## Set problem
In the records, replace "賢二郎" with "けんじろう" in the lines starting with the line that contains "quote-line: よ！」 [559,98,575,142]" and going through the line that contains "body-line: じゃないので毎日会えるわけじゃない。 [247,98,263,357]". Give only those lines again, with nothing else changed.
# start of Stored data
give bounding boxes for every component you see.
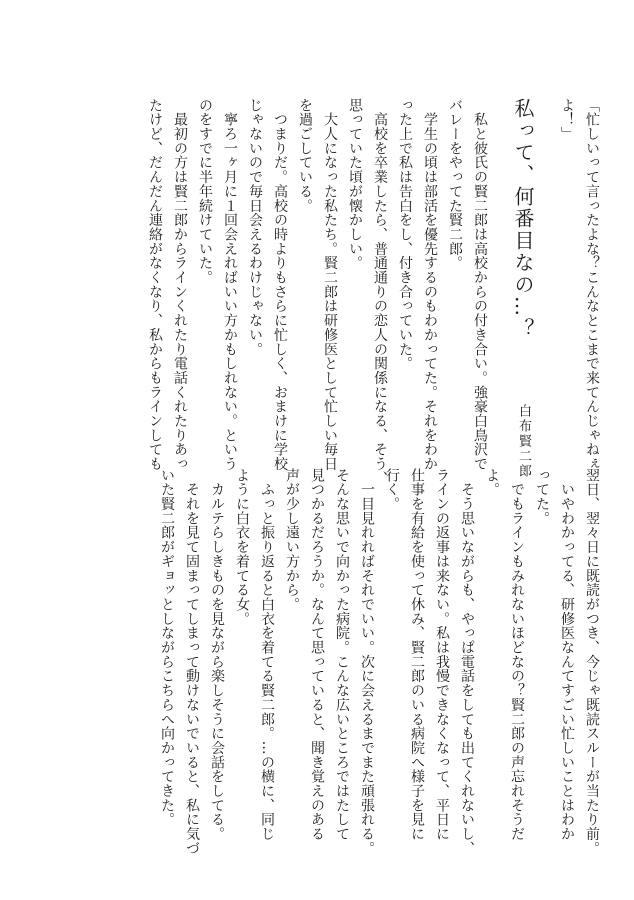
quote-line: よ！」 [559,98,575,142]
body-line: 私と彼氏の賢二郎は高校からの付き合い。強豪白鳥沢で [472,98,488,472]
body-line: カルテらしきものを見ながら楽しそうに会話をしてる。 [209,468,225,842]
story-title-line [510,98,536,479]
story-title: 私って、何番目なの…？ [511,98,535,340]
body-line: を過ごしている。 [297,98,313,213]
body-line: 行く。 [384,468,400,512]
body-line: ふっと振り返ると白衣を着てる賢二郎。…の横に、同じ [259,468,275,842]
upper-text-block [94,98,604,486]
body-line: でもラインもみれないほどなの？賢二郎の声忘れそうだ [509,468,525,842]
quote-line: 「忙しいって言ったよな？こんなとこまで来てんじゃねぇ [584,98,600,472]
body-line: 寧ろ一ヶ月に１回会えればいい方かもしれない。という [222,98,238,472]
body-line: じゃないので毎日会えるわけじゃない。 [247,98,263,357]
body-line: そう思いながらも、やっぱ電話をしても出てくれないし、 [459,468,475,856]
body-line: そんな思いで向かった病院。こんな広いところではたして [334,468,350,842]
body-line: 見つかるだろうか。なんて思っていると、聞き覚えのある [309,468,325,842]
body-line: 声が少し遠い方から。 [284,468,300,612]
body-line: それを見て固まってしまって動けないでいると、私に気づ [184,468,200,856]
body-line: バレーをやってた賢二郎。 [447,98,463,271]
body-line: 思っていた頃が懐かしい。 [347,98,363,271]
body-line: 仕事を有給を使って休み、賢二郎のいる病院へ様子を見に [409,468,425,842]
author-name: 白布賢二郎 [516,404,531,479]
body-line: 大人になった私たち。賢二郎は研修医として忙しい毎日 [322,98,338,472]
lower-text-block [92,468,604,856]
body-line: った上で私は告白をし、付き合っていた。 [397,98,413,371]
body-line: いやわかってる、研修医なんてすごい忙しいことはわか [559,468,575,842]
body-line: ラインの返事は来ない。私は我慢できなくなって、平日に [434,468,450,842]
body-line: ように白衣を着てる女。 [234,468,250,626]
body-line: 高校を卒業したら、普通通りの恋人の関係になる、そう、 [372,98,388,486]
body-line: よ。 [484,468,500,497]
body-line: ってた。 [534,468,550,526]
body-line: 一目見れればそれでいい。次に会えるまでまた頑張れる。 [359,468,375,856]
body-line: たけど、だんだん連絡がなくなり、私からもラインしても [147,98,163,472]
body-line: つまりだ。高校の時よりもさらに忙しく、おまけに学校 [272,98,288,472]
body-line: のをすでに半年続けていた。 [197,98,213,285]
body-line: 最初の方は賢二郎からラインくれたり電話くれたりあっ [172,98,188,472]
body-line: 学生の頃は部活を優先するのもわかってた。それをわか [422,98,438,472]
body-line: いた賢二郎がギョッとしながらこちらへ向かってきた。 [159,468,175,827]
body-line: 翌日、翌々日に既読がつき、今じゃ既読スルーが当たり前。 [584,468,600,856]
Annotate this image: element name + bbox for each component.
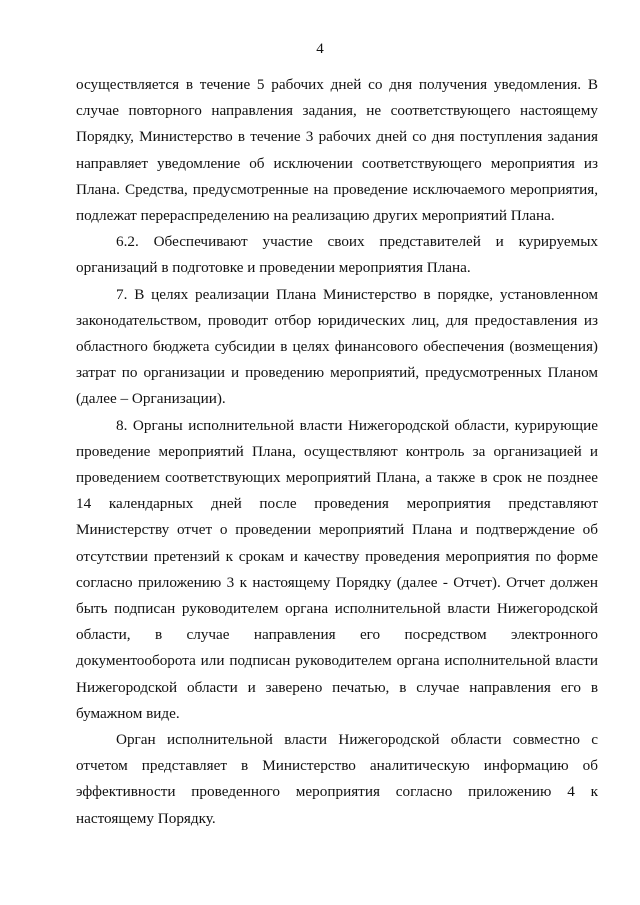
paragraph-6-2: 6.2. Обеспечивают участие своих представителей и курируемых организаций в подготовке и проведении мероприятия Плана. (76, 233, 598, 277)
paragraph-continuation: осуществляется в течение 5 рабочих дней со дня получения уведомления. В случае повторного направления задания, не соответствующего настоящему Порядку, Министерство в течение 3 рабочих дней со дня поступления задания направляет уведомление об исключении соответствующего мероприятия из Плана. Средства, предусмотренные на проведение исключаемого мероприятия, подлежат перераспределению на реализацию других мероприятий Плана. (76, 76, 598, 225)
paragraph-analytics: Орган исполнительной власти Нижегородской области совместно с отчетом представляет в Министерство аналитическую информацию об эффективности проведенного мероприятия согласно приложению 4 к настоящему Порядку. (76, 731, 598, 827)
page-number: 4 (316, 41, 324, 57)
paragraph-8: 8. Органы исполнительной власти Нижегородской области, курирующие проведение мероприятий Плана, осуществляют контроль за организацией и проведением соответствующих мероприятий Плана, а также в срок не позднее 14 календарных дней после проведения мероприятия представляют Министерству отчет о проведении мероприятий Плана и подтверждение об отсутствии претензий к срокам и качеству проведения мероприятия по форме согласно приложению 3 к настоящему Порядку (далее - Отчет). Отчет должен быть подписан руководителем органа исполнительной власти Нижегородской области, в случае направления его посредством электронного документооборота или подписан руководителем органа исполнительной власти Нижегородской области и заверено печатью, в случае направления его в бумажном виде. (76, 416, 598, 722)
document-body (76, 72, 598, 832)
paragraph-7: 7. В целях реализации Плана Министерство в порядке, установленном законодательством, проводит отбор юридических лиц, для предоставления из областного бюджета субсидии в целях финансового обеспечения (возмещения) затрат по организации и проведению мероприятий, предусмотренных Планом (далее – Организации). (76, 285, 598, 408)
# end of Stored data
## Result below
quote-line: よ！」 [559,98,575,142]
body-line: 私と彼氏のけんじろうは高校からの付き合い。強豪白鳥沢で [472,98,488,472]
body-line: カルテらしきものを見ながら楽しそうに会話をしてる。 [209,468,225,842]
story-title-line [510,98,536,479]
story-title: 私って、何番目なの…？ [511,98,535,340]
body-line: を過ごしている。 [297,98,313,213]
body-line: 行く。 [384,468,400,512]
body-line: ふっと振り返ると白衣を着てるけんじろう。…の横に、同じ [259,468,275,842]
upper-text-block [94,98,604,486]
body-line: でもラインもみれないほどなの？けんじろうの声忘れそうだ [509,468,525,842]
quote-line: 「忙しいって言ったよな？こんなとこまで来てんじゃねぇ [584,98,600,472]
body-line: 寧ろ一ヶ月に１回会えればいい方かもしれない。という [222,98,238,472]
body-line: じゃないので毎日会えるわけじゃない。 [247,98,263,357]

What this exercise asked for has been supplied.